Given exercise:
Reproduce the passage below on what a terminated real estate contract costs buyers, sellers and agents, word for word.

Document:
Depending on how far down the road you’ve gotten with the contract, the potential buyers have likely shelled out money already. That would include a non-refundable option fee paid to the seller, cost of inspections done on the property, an appraisal, loan application fees, and more. The earnest money deposited with the title company may or may not be returned to the buyer depending on the terms of their specific contract.

The Sellers:

When a contract terminates, the cost to the seller is often harder to measure. It can be difficult to put a price on lost opportunity for another buyer to purchase the property. Current market demands and the amount of time the property is off the market while under contract are factors. Often the agent must then explain to future buyers why the contract fell through.

More tangible losses may include expenses for HOA documents ordered for that specific transaction and any repairs made for that particular buyer. Additionally, the sellers may have already started packing, hired a moving company, contracted to buy another property, etc.

The Real Estate Agents:

The agent’s biggest investment is often their unpaid time working on the transaction. Most folks underestimate the substantial amount of time a Realtor and their broker spends in getting a property into MLS and marketing it throughout the real and virtual worlds. From measuring and staging to photography and data input, there are a lot of upfront tasks and expenditures.

The additional costs of advertising and marketing usually come out of the agent’s pocket. The buyer’s agent spends their share of time and expertise searching for properties, scheduling showings and working with their clients. And agents are waiting to be paid when the sale is completed.

Extracted material:
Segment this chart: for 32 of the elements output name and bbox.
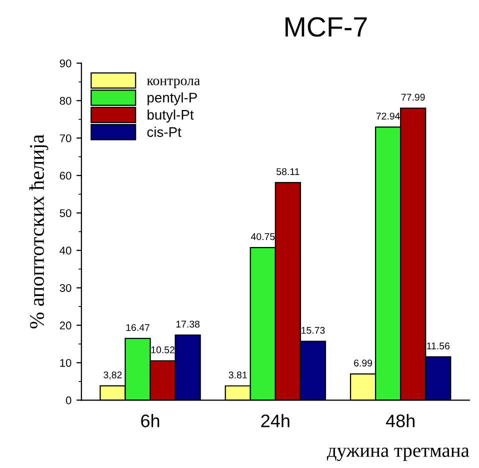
x-tick-label: 6h xyxy=(141,414,160,428)
data-label: 15.73 xyxy=(302,326,325,334)
y-tick-label: 90 xyxy=(60,59,72,68)
y-tick-label: 10 xyxy=(60,358,72,367)
x-axis-title: дужина третмана xyxy=(326,448,470,461)
x-tick-label: 24h xyxy=(261,414,290,428)
y-tick-label: 60 xyxy=(60,172,72,180)
data-label: 6.99 xyxy=(354,360,372,366)
y-tick-label: 0 xyxy=(66,396,72,404)
data-label: 11.56 xyxy=(427,342,450,350)
data-label: 58.11 xyxy=(276,168,300,176)
y-axis-title: % апоптотских ћелија xyxy=(29,134,48,328)
y-tick-label: 30 xyxy=(60,284,72,292)
data-label: 10.52 xyxy=(151,346,174,354)
y-tick-label: 40 xyxy=(60,246,72,255)
data-label: 40.75 xyxy=(250,233,275,240)
y-tick-label: 50 xyxy=(60,209,72,218)
legend-label: pentyl-P xyxy=(148,92,197,106)
y-tick-label: 80 xyxy=(60,96,72,105)
data-label: 17.38 xyxy=(176,320,200,328)
legend-label: butyl-Pt xyxy=(148,110,194,122)
y-tick-label: 70 xyxy=(60,134,72,142)
legend-label: cis-Pt xyxy=(147,126,182,137)
data-label: 72.94 xyxy=(376,112,400,120)
x-tick-label: 48h xyxy=(386,414,414,428)
data-label: 77.99 xyxy=(401,94,425,101)
y-tick-label: 20 xyxy=(60,322,72,330)
data-label: 3.81 xyxy=(228,372,247,378)
chart-title: MCF-7 xyxy=(286,17,367,37)
data-label: 3,82 xyxy=(104,371,122,380)
data-label: 16.47 xyxy=(126,324,150,331)
legend-label: контрола xyxy=(146,78,200,88)
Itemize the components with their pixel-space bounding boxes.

Written solution:
Depending on how far down the road you’ve gotten with the contract, the potential buyers have likely shelled out money already. That would include a non-refundable option fee paid to the seller, cost of inspections done on the property, an appraisal, loan application fees, and more. The earnest money deposited with the title company may or may not be returned to the buyer depending on the terms of their specific contract.

The Sellers:

When a contract terminates, the cost to the seller is often harder to measure. It can be difficult to put a price on lost opportunity for another buyer to purchase the property. Current market demands and the amount of time the property is off the market while under contract are factors. Often the agent must then explain to future buyers why the contract fell through.

More tangible losses may include expenses for HOA documents ordered for that specific transaction and any repairs made for that particular buyer. Additionally, the sellers may have already started packing, hired a moving company, contracted to buy another property, etc.

The Real Estate Agents:

The agent’s biggest investment is often their unpaid time working on the transaction. Most folks underestimate the substantial amount of time a Realtor and their broker spends in getting a property into MLS and marketing it throughout the real and virtual worlds. From measuring and staging to photography and data input, there are a lot of upfront tasks and expenditures.

The additional costs of advertising and marketing usually come out of the agent’s pocket. The buyer’s agent spends their share of time and expertise searching for properties, scheduling showings and working with their clients. And agents are waiting to be paid when the sale is completed.